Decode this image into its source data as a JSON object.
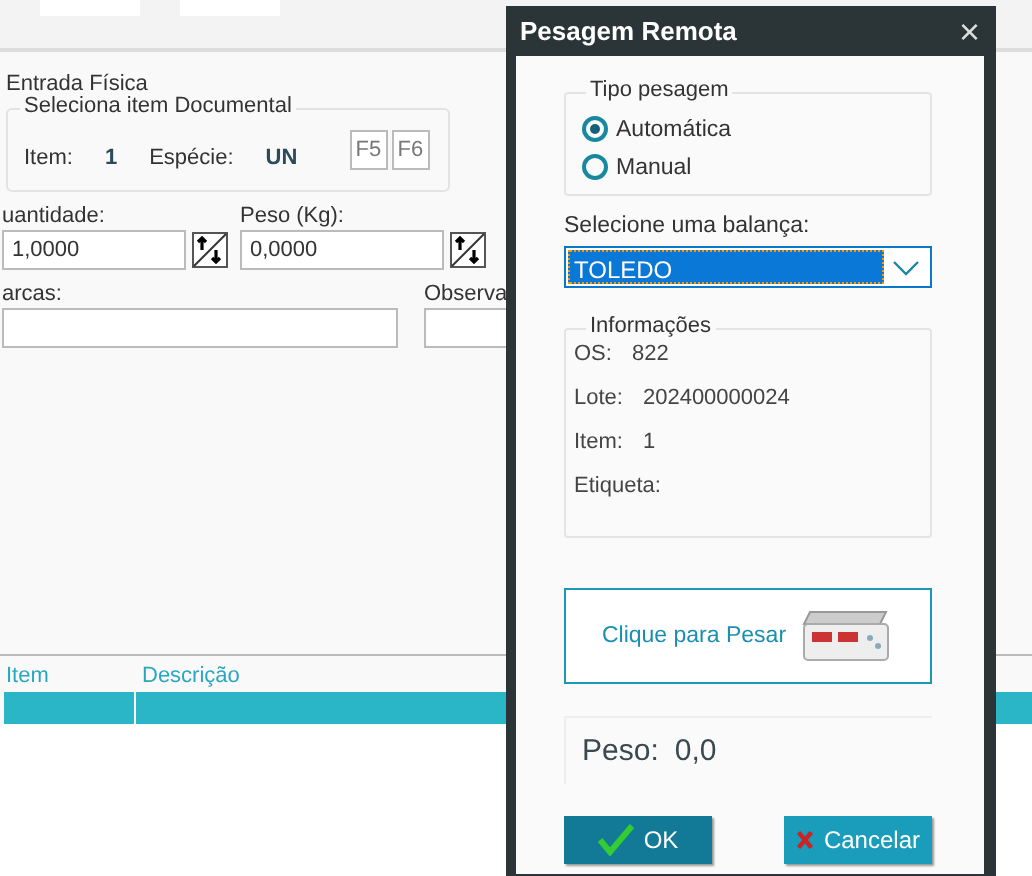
{
  "form": {
    "section_title": "Entrada Física",
    "group_title": "Seleciona item Documental",
    "item_label": "Item:",
    "item_value": "1",
    "especie_label": "Espécie:",
    "especie_value": "UN",
    "keys": [
      "F5",
      "F6"
    ],
    "quantity": {
      "label": "uantidade:",
      "value": "1,0000"
    },
    "weight": {
      "label": "Peso (Kg):",
      "value": "0,0000"
    },
    "marks": {
      "label": "arcas:"
    },
    "notes": {
      "label": "Observa"
    }
  },
  "table": {
    "columns": [
      "Item",
      "Descrição"
    ]
  },
  "dialog": {
    "title": "Pesagem Remota",
    "close": "×",
    "weighing_type": {
      "title": "Tipo pesagem",
      "options": [
        {
          "label": "Automática",
          "selected": true
        },
        {
          "label": "Manual",
          "selected": false
        }
      ]
    },
    "scale_label": "Selecione uma balança:",
    "scale_value": "TOLEDO",
    "info": {
      "title": "Informações",
      "rows": [
        {
          "label": "OS:",
          "value": "822"
        },
        {
          "label": "Lote:",
          "value": "202400000024"
        },
        {
          "label": "Item:",
          "value": "1"
        },
        {
          "label": "Etiqueta:"
        }
      ]
    },
    "weigh_button": "Clique para Pesar",
    "weight_label": "Peso:",
    "weight_value": "0,0",
    "buttons": [
      {
        "kind": "ok",
        "label": "OK"
      },
      {
        "kind": "cancel",
        "label": "Cancelar"
      }
    ]
  }
}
_ _ _ _ _
> **OBJECTIVE**: Repeat the preceding records precisely, and leave every picture out of the copy.

> **SOLUTION FOR THIS PROBLEM**:
Decode this image into its source data as a JSON object.
{
  "form": {
    "section_title": "Entrada Física",
    "group_title": "Seleciona item Documental",
    "item_label": "Item:",
    "item_value": "1",
    "especie_label": "Espécie:",
    "especie_value": "UN",
    "keys": [
      "F5",
      "F6"
    ],
    "quantity": {
      "label": "uantidade:",
      "value": "1,0000"
    },
    "weight": {
      "label": "Peso (Kg):",
      "value": "0,0000"
    },
    "marks": {
      "label": "arcas:"
    },
    "notes": {
      "label": "Observa"
    }
  },
  "table": {
    "columns": [
      "Item",
      "Descrição"
    ]
  },
  "dialog": {
    "title": "Pesagem Remota",
    "close": "×",
    "weighing_type": {
      "title": "Tipo pesagem",
      "options": [
        {
          "label": "Automática",
          "selected": true
        },
        {
          "label": "Manual",
          "selected": false
        }
      ]
    },
    "scale_label": "Selecione uma balança:",
    "scale_value": "TOLEDO",
    "info": {
      "title": "Informações",
      "rows": [
        {
          "label": "OS:",
          "value": "822"
        },
        {
          "label": "Lote:",
          "value": "202400000024"
        },
        {
          "label": "Item:",
          "value": "1"
        },
        {
          "label": "Etiqueta:"
        }
      ]
    },
    "weigh_button": "Clique para Pesar",
    "weight_label": "Peso:",
    "weight_value": "0,0",
    "buttons": [
      {
        "kind": "ok",
        "label": "OK"
      },
      {
        "kind": "cancel",
        "label": "Cancelar"
      }
    ]
  }
}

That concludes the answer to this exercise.